[start Provided information]

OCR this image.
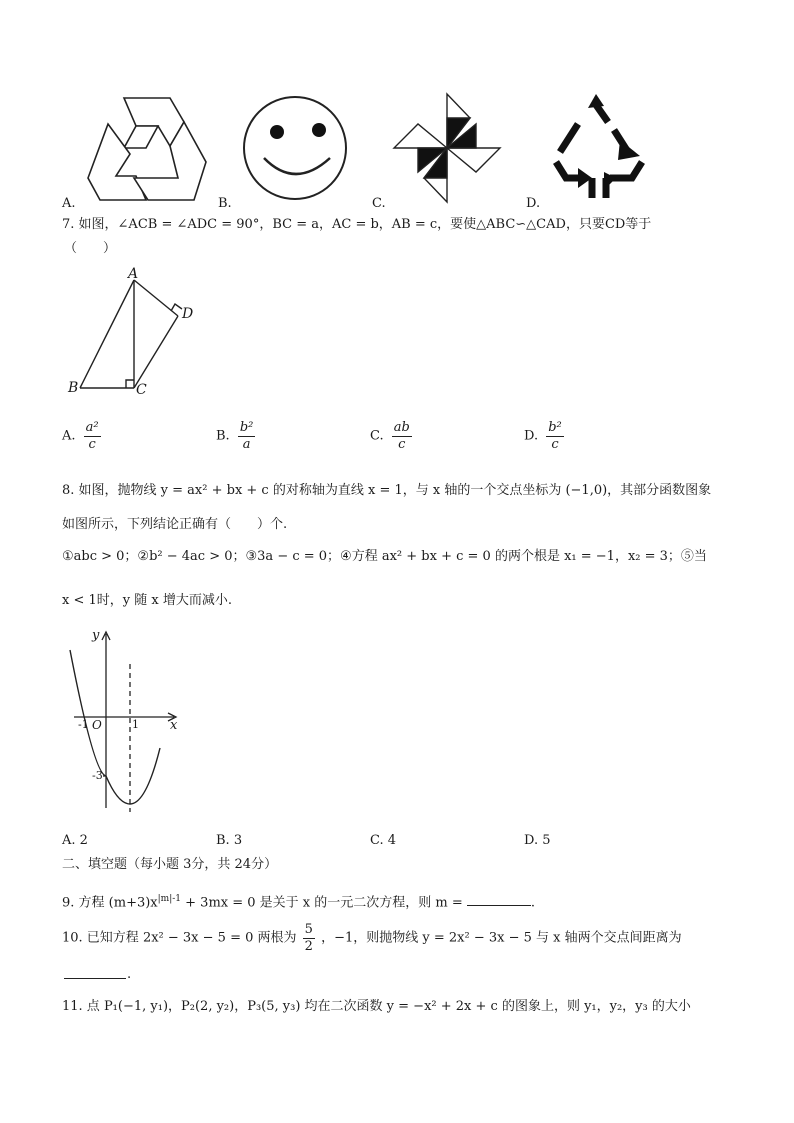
A.	B.	C.	D.
7. 如图，∠ACB = ∠ADC = 90°，BC = a，AC = b，AB = c，要使△ABC∽△CAD，只要CD等于
（　　）
A
D
B	C
A. $\frac{\text{a²}}{c}$	B. $\frac{\text{b²}}{a}$	C. $\frac{ab}{c}$	D. $\frac{\text{b²}}{c}$
8. 如图，抛物线 y = ax² + bx + c 的对称轴为直线 x = 1，与 x 轴的一个交点坐标为 (−1,0)，其部分函数图象
如图所示，下列结论正确有（　　）个.
①abc > 0；②b² − 4ac > 0；③3a − c = 0；④方程 ax² + bx + c = 0 的两个根是 x₁ = −1，x₂ = 3；⑤当
x < 1时，y 随 x 增大而减小.
y
x
O
-1	1
-3
A. 2	B. 3	C. 4	D. 5
二、填空题（每小题 3分，共 24分）
9. 方程 $(m+3)x^{|m|-1} + 3mx = 0$ 是关于 x 的一元二次方程，则 m =	.
10. 已知方程 2x² − 3x − 5 = 0 两根为 $\frac{5}{2}$ ，−1，则抛物线 y = 2x² − 3x − 5 与 x 轴两个交点间距离为
.
11. 点 P₁(−1, y₁)，P₂(2, y₂)，P₃(5, y₃) 均在二次函数 y = −x² + 2x + c 的图象上，则 y₁，y₂，y₃ 的大小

[end Provided information]

_Request:_ Every entry should be returned exactly as written, minus the pictures.

_Result of the exercise:_
OCR this image.
A.	B.	C.	D.
7. 如图，∠ACB = ∠ADC = 90°，BC = a，AC = b，AB = c，要使△ABC∽△CAD，只要CD等于
（　　）
A
D
B	C
A. $\frac{\text{a²}}{c}$	B. $\frac{\text{b²}}{a}$	C. $\frac{ab}{c}$	D. $\frac{\text{b²}}{c}$
8. 如图，抛物线 y = ax² + bx + c 的对称轴为直线 x = 1，与 x 轴的一个交点坐标为 (−1,0)，其部分函数图象
如图所示，下列结论正确有（　　）个.
①abc > 0；②b² − 4ac > 0；③3a − c = 0；④方程 ax² + bx + c = 0 的两个根是 x₁ = −1，x₂ = 3；⑤当
x < 1时，y 随 x 增大而减小.
y
x
O
-1	1
-3
A. 2	B. 3	C. 4	D. 5
二、填空题（每小题 3分，共 24分）
9. 方程 $(m+3)x^{|m|-1} + 3mx = 0$ 是关于 x 的一元二次方程，则 m =	.
10. 已知方程 2x² − 3x − 5 = 0 两根为 $\frac{5}{2}$ ，−1，则抛物线 y = 2x² − 3x − 5 与 x 轴两个交点间距离为
.
11. 点 P₁(−1, y₁)，P₂(2, y₂)，P₃(5, y₃) 均在二次函数 y = −x² + 2x + c 的图象上，则 y₁，y₂，y₃ 的大小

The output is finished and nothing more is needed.